### OBJECTIVE
Give every line again exactly as it appears, please, but not the pictures.

### DATA PROVIDED

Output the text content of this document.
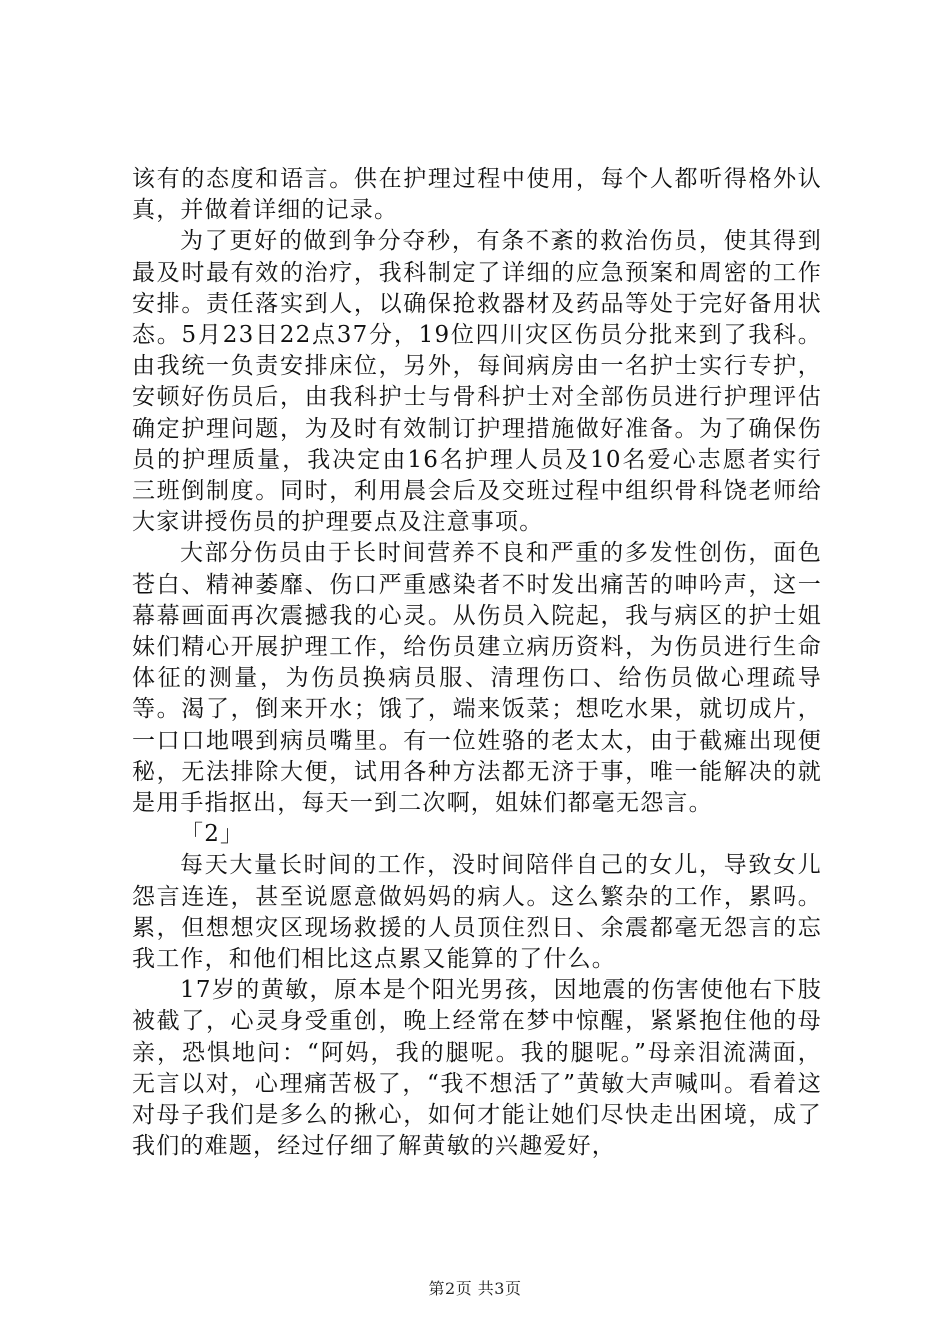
该有的态度和语言。供在护理过程中使用，每个人都听得格外认真，并做着详细的记录。

为了更好的做到争分夺秒，有条不紊的救治伤员，使其得到最及时最有效的治疗，我科制定了详细的应急预案和周密的工作安排。责任落实到人，以确保抢救器材及药品等处于完好备用状态。5月23日22点37分，19位四川灾区伤员分批来到了我科。由我统一负责安排床位，另外，每间病房由一名护士实行专护，安顿好伤员后，由我科护士与骨科护士对全部伤员进行护理评估确定护理问题，为及时有效制订护理措施做好准备。为了确保伤员的护理质量，我决定由16名护理人员及10名爱心志愿者实行三班倒制度。同时，利用晨会后及交班过程中组织骨科饶老师给大家讲授伤员的护理要点及注意事项。

大部分伤员由于长时间营养不良和严重的多发性创伤，面色苍白、精神萎靡、伤口严重感染者不时发出痛苦的呻吟声，这一幕幕画面再次震撼我的心灵。从伤员入院起，我与病区的护士姐妹们精心开展护理工作，给伤员建立病历资料，为伤员进行生命体征的测量，为伤员换病员服、清理伤口、给伤员做心理疏导等。渴了，倒来开水；饿了，端来饭菜；想吃水果，就切成片，一口口地喂到病员嘴里。有一位姓骆的老太太，由于截瘫出现便秘，无法排除大便，试用各种方法都无济于事，唯一能解决的就是用手指抠出，每天一到二次啊，姐妹们都毫无怨言。

「2」

每天大量长时间的工作，没时间陪伴自己的女儿，导致女儿怨言连连，甚至说愿意做妈妈的病人。这么繁杂的工作，累吗。累，但想想灾区现场救援的人员顶住烈日、余震都毫无怨言的忘我工作，和他们相比这点累又能算的了什么。

17岁的黄敏，原本是个阳光男孩，因地震的伤害使他右下肢被截了，心灵身受重创，晚上经常在梦中惊醒，紧紧抱住他的母亲，恐惧地问：“阿妈，我的腿呢。我的腿呢。”母亲泪流满面，无言以对，心理痛苦极了，“我不想活了”黄敏大声喊叫。看着这对母子我们是多么的揪心，如何才能让她们尽快走出困境，成了我们的难题，经过仔细了解黄敏的兴趣爱好，

第2页 共3页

### TASK RESULT
Output the text content of this document.
该有的态度和语言。供在护理过程中使用，每个人都听得格外认真，并做着详细的记录。

为了更好的做到争分夺秒，有条不紊的救治伤员，使其得到最及时最有效的治疗，我科制定了详细的应急预案和周密的工作安排。责任落实到人，以确保抢救器材及药品等处于完好备用状态。5月23日22点37分，19位四川灾区伤员分批来到了我科。由我统一负责安排床位，另外，每间病房由一名护士实行专护，安顿好伤员后，由我科护士与骨科护士对全部伤员进行护理评估确定护理问题，为及时有效制订护理措施做好准备。为了确保伤员的护理质量，我决定由16名护理人员及10名爱心志愿者实行三班倒制度。同时，利用晨会后及交班过程中组织骨科饶老师给大家讲授伤员的护理要点及注意事项。

大部分伤员由于长时间营养不良和严重的多发性创伤，面色苍白、精神萎靡、伤口严重感染者不时发出痛苦的呻吟声，这一幕幕画面再次震撼我的心灵。从伤员入院起，我与病区的护士姐妹们精心开展护理工作，给伤员建立病历资料，为伤员进行生命体征的测量，为伤员换病员服、清理伤口、给伤员做心理疏导等。渴了，倒来开水；饿了，端来饭菜；想吃水果，就切成片，一口口地喂到病员嘴里。有一位姓骆的老太太，由于截瘫出现便秘，无法排除大便，试用各种方法都无济于事，唯一能解决的就是用手指抠出，每天一到二次啊，姐妹们都毫无怨言。

「2」

每天大量长时间的工作，没时间陪伴自己的女儿，导致女儿怨言连连，甚至说愿意做妈妈的病人。这么繁杂的工作，累吗。累，但想想灾区现场救援的人员顶住烈日、余震都毫无怨言的忘我工作，和他们相比这点累又能算的了什么。

17岁的黄敏，原本是个阳光男孩，因地震的伤害使他右下肢被截了，心灵身受重创，晚上经常在梦中惊醒，紧紧抱住他的母亲，恐惧地问：“阿妈，我的腿呢。我的腿呢。”母亲泪流满面，无言以对，心理痛苦极了，“我不想活了”黄敏大声喊叫。看着这对母子我们是多么的揪心，如何才能让她们尽快走出困境，成了我们的难题，经过仔细了解黄敏的兴趣爱好，

第2页 共3页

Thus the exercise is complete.